- Seite
***

Überwuchernde Äste, lautes Musizieren, krähende Hähne: Rund 9.000 dieser Fälle landen pro Jahr vor bundesdeutschen Gerichten. Ehenamtliche Schlichter arbeiten daran, dass es gar nicht erst so weit kommt und appellieren: Miteinander reden, bevor es zu spät ist.

Deutschland im Herbst 1999: Die Musik- und Fernsehwelt blickt verwundert auf einen „Maschen-Draht-Zaun“. Wochenlang setzt sich die Parodie des TV-Entertainers Stefan Raab an der Spitze der Charts fest und macht die Rentnerin Regina Zindler aus Auerbach im Vogtland schlagartig bekannt. Mit markantem Akzent hatte sie sich zuvor bei TV-Richterin Barbara Salesch über den Knallerbsenstrauch ihres Nachbarn beklagt, dessen wildes Wachstum ihren Maschendrahtzaun beschädige.

***

Räumliche Annotationseinträge:
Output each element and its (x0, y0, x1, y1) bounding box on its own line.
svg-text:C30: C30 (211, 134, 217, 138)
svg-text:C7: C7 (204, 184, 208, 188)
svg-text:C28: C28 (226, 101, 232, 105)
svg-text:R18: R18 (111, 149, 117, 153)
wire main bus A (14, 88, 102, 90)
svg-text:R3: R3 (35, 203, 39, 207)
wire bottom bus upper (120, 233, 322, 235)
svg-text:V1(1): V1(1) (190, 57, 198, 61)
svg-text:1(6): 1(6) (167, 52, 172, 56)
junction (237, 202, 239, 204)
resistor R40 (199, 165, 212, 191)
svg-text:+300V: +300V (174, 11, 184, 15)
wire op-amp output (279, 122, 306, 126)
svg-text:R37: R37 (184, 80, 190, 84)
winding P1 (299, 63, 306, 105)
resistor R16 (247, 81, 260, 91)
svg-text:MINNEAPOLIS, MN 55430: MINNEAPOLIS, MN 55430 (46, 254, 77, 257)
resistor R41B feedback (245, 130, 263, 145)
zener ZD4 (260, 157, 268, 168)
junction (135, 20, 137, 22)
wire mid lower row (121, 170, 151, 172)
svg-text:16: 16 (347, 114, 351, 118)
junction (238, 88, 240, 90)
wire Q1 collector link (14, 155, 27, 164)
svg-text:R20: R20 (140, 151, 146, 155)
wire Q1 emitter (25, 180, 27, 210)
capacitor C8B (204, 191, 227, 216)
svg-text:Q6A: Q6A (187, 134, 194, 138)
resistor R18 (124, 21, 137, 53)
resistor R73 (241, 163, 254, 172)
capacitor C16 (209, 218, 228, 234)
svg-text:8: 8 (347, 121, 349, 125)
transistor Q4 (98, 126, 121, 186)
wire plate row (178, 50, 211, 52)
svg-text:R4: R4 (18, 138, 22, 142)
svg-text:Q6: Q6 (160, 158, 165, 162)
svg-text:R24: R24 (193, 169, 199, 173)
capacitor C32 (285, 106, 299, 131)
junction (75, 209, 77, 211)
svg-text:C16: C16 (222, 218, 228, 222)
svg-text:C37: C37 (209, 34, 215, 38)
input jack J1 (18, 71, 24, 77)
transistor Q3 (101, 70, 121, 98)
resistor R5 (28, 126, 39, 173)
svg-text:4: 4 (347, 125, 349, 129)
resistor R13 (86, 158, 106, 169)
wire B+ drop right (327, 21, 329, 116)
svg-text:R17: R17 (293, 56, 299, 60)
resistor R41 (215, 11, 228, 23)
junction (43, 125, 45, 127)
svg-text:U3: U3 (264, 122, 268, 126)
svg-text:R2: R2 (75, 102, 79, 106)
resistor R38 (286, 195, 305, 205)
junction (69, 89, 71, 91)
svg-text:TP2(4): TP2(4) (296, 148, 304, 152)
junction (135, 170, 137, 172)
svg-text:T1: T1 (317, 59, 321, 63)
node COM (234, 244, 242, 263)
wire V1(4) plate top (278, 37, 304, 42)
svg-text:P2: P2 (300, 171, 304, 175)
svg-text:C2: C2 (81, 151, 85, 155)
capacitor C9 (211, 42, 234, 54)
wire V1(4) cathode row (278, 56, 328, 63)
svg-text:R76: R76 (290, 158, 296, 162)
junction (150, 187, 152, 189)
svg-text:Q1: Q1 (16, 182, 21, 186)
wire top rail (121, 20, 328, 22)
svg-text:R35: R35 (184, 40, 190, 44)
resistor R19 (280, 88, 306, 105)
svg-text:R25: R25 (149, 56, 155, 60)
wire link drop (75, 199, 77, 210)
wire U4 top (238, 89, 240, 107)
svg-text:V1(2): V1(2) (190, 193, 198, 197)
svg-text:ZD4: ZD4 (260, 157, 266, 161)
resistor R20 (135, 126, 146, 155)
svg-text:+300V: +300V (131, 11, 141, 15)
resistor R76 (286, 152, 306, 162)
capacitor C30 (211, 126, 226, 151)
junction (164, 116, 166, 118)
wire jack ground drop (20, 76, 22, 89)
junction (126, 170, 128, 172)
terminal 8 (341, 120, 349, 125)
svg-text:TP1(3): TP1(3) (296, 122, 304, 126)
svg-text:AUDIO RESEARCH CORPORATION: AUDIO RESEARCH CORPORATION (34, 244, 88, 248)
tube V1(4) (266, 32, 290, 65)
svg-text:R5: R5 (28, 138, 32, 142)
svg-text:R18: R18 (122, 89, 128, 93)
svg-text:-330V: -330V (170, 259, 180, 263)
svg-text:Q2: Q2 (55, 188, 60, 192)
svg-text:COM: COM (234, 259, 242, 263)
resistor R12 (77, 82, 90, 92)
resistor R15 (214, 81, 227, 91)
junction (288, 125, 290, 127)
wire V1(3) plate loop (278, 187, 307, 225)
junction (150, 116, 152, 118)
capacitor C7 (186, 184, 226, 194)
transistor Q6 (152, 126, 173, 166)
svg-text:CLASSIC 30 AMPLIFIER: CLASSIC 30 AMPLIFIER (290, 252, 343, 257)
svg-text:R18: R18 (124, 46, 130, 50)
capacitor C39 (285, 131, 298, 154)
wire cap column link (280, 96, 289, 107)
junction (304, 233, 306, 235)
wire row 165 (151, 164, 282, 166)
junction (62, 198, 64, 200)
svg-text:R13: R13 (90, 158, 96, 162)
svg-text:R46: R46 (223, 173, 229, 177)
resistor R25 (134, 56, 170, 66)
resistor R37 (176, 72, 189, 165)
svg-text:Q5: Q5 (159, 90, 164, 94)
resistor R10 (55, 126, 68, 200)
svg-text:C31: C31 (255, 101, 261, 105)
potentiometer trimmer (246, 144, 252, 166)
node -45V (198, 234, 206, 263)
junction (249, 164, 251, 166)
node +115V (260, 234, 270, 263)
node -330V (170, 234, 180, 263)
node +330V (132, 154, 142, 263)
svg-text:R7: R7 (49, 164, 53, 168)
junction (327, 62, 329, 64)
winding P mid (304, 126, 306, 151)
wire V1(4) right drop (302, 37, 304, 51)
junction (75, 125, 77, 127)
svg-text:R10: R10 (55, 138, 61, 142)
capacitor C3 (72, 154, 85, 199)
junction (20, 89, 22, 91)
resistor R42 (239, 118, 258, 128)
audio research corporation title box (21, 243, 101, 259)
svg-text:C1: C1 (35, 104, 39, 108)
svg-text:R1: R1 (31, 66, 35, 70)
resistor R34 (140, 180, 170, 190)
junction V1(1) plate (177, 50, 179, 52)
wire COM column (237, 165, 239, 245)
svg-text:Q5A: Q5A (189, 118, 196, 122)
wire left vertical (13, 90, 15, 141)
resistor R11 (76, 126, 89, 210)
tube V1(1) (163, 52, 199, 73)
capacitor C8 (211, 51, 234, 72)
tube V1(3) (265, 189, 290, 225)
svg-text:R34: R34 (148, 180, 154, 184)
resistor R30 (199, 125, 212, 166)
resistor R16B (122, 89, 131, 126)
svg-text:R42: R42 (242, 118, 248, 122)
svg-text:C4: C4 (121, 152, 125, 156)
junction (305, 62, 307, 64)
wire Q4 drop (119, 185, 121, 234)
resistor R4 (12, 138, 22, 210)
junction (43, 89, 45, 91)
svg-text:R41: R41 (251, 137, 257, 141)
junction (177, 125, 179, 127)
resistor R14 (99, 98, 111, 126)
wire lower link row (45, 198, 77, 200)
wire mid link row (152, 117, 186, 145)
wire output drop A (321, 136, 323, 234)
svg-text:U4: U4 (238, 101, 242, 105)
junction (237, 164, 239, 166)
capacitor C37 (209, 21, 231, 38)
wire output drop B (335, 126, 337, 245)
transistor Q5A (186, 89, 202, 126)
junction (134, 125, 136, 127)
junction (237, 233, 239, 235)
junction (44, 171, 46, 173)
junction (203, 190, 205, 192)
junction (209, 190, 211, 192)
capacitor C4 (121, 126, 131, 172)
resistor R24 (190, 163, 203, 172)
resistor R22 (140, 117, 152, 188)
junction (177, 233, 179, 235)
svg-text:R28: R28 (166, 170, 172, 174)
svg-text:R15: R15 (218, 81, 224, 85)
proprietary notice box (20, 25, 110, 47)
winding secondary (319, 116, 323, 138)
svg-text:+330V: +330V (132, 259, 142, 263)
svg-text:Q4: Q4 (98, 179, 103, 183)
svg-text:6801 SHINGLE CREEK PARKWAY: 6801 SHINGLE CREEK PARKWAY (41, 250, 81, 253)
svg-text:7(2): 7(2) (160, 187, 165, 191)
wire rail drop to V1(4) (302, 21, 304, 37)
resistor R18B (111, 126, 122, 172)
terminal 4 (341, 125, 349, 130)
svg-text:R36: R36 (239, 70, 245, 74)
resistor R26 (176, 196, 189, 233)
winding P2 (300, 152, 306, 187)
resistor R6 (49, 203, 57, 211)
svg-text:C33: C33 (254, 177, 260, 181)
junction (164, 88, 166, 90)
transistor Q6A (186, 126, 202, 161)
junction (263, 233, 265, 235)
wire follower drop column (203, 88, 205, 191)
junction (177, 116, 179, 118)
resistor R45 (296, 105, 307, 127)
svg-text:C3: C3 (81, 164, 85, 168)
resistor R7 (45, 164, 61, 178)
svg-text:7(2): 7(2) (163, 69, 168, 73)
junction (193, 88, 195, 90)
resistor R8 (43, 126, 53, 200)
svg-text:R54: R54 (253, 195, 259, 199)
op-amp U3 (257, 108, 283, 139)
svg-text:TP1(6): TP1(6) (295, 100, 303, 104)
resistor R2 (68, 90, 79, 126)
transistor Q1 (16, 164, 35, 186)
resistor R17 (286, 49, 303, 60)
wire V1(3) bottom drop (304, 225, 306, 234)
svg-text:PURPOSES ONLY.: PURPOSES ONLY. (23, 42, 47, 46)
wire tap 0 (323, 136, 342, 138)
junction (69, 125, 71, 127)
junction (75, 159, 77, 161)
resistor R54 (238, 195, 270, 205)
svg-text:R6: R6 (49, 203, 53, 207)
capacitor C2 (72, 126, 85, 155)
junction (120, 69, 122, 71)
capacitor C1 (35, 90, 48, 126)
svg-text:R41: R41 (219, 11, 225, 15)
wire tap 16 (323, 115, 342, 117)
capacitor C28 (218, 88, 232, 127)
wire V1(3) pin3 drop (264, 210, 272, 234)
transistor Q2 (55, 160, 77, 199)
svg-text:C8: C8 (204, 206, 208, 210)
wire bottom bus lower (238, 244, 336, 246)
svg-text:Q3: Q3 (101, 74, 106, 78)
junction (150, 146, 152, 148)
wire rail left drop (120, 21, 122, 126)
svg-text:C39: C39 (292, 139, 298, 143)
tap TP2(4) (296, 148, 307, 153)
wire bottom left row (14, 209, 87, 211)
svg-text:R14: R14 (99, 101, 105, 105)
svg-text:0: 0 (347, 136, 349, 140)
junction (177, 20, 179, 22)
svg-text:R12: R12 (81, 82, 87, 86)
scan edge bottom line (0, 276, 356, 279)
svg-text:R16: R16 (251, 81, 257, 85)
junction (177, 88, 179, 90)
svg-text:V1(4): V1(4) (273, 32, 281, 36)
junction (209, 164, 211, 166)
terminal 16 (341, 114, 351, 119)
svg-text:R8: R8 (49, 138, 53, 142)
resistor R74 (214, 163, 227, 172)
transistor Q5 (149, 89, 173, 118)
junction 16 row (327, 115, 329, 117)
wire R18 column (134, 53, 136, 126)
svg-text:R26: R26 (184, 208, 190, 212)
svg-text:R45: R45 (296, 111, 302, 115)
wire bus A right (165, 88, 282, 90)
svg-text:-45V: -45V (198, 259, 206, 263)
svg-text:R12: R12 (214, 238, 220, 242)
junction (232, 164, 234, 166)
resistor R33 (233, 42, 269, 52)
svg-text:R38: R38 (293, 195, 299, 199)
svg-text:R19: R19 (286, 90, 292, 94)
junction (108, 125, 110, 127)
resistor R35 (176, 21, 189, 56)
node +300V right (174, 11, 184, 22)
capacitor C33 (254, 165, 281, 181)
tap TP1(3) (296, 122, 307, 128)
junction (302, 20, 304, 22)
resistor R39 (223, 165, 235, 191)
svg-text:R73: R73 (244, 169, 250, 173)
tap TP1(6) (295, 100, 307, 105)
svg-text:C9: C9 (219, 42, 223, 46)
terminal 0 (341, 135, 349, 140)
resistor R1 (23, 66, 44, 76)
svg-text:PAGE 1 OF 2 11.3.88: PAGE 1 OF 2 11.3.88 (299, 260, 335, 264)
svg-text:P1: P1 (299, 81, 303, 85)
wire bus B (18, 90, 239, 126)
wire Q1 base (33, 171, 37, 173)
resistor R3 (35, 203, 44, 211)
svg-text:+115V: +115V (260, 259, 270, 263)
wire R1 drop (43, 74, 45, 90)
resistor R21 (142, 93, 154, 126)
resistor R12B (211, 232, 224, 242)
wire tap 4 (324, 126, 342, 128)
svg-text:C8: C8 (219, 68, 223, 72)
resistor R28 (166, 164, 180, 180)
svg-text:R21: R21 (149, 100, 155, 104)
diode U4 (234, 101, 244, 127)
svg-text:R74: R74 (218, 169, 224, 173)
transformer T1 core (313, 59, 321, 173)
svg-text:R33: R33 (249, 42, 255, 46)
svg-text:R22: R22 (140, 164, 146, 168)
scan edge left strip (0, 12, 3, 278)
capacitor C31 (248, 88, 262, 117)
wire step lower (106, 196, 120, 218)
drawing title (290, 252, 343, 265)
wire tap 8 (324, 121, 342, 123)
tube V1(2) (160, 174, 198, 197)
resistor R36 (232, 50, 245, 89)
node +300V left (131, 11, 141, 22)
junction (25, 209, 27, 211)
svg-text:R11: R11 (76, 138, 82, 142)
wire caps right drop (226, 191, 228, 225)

***

- Was zu tun ist
Gib den Text über Nachbarschaftsstreitigkeiten vollständig und Wort für Wort unverändert aus.

- Lösung
Überwuchernde Äste, lautes Musizieren, krähende Hähne: Rund 9.000 dieser Fälle landen pro Jahr vor bundesdeutschen Gerichten. Ehenamtliche Schlichter arbeiten daran, dass es gar nicht erst so weit kommt und appellieren: Miteinander reden, bevor es zu spät ist.

Deutschland im Herbst 1999: Die Musik- und Fernsehwelt blickt verwundert auf einen „Maschen-Draht-Zaun“. Wochenlang setzt sich die Parodie des TV-Entertainers Stefan Raab an der Spitze der Charts fest und macht die Rentnerin Regina Zindler aus Auerbach im Vogtland schlagartig bekannt. Mit markantem Akzent hatte sie sich zuvor bei TV-Richterin Barbara Salesch über den Knallerbsenstrauch ihres Nachbarn beklagt, dessen wildes Wachstum ihren Maschendrahtzaun beschädige.